## PROBLEM
Copy out the listing that follows exactly, dropping every picture.

## DATASET
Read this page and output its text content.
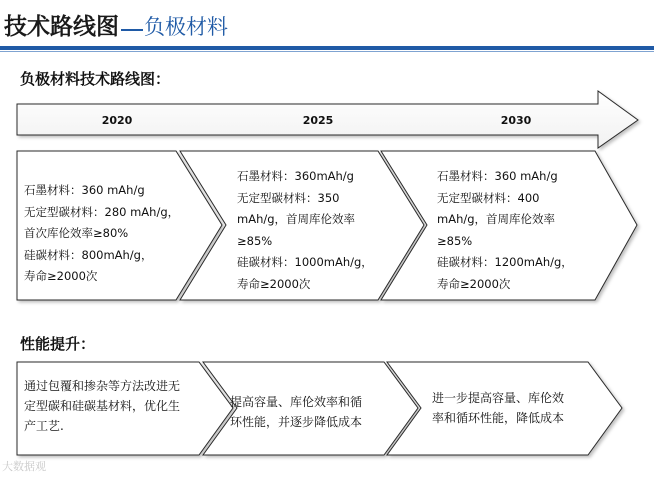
技术路线图 负极材料
负极材料技术路线图：
2020	2025	2030
石墨材料：360 mAh/g
无定型碳材料：280 mAh/g，
首次库伦效率≥80%
硅碳材料：800mAh/g，
寿命≥2000次
石墨材料：360mAh/g
无定型碳材料：350
mAh/g，首周库伦效率
≥85%
硅碳材料：1000mAh/g，
寿命≥2000次
石墨材料：360 mAh/g
无定型碳材料：400
mAh/g，首周库伦效率
≥85%
硅碳材料：1200mAh/g，
寿命≥2000次
性能提升：
通过包覆和掺杂等方法改进无
定型碳和硅碳基材料，优化生
产工艺.
提高容量、库伦效率和循
环性能，并逐步降低成本
进一步提高容量、库伦效
率和循环性能，降低成本
大数据观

## RESPONSE BELOW
Read this page and output its text content.
技术路线图 负极材料
负极材料技术路线图：
2020	2025	2030
石墨材料：360 mAh/g
无定型碳材料：280 mAh/g，
首次库伦效率≥80%
硅碳材料：800mAh/g，
寿命≥2000次
石墨材料：360mAh/g
无定型碳材料：350
mAh/g，首周库伦效率
≥85%
硅碳材料：1000mAh/g，
寿命≥2000次
石墨材料：360 mAh/g
无定型碳材料：400
mAh/g，首周库伦效率
≥85%
硅碳材料：1200mAh/g，
寿命≥2000次
性能提升：
通过包覆和掺杂等方法改进无
定型碳和硅碳基材料，优化生
产工艺.
提高容量、库伦效率和循
环性能，并逐步降低成本
进一步提高容量、库伦效
率和循环性能，降低成本
大数据观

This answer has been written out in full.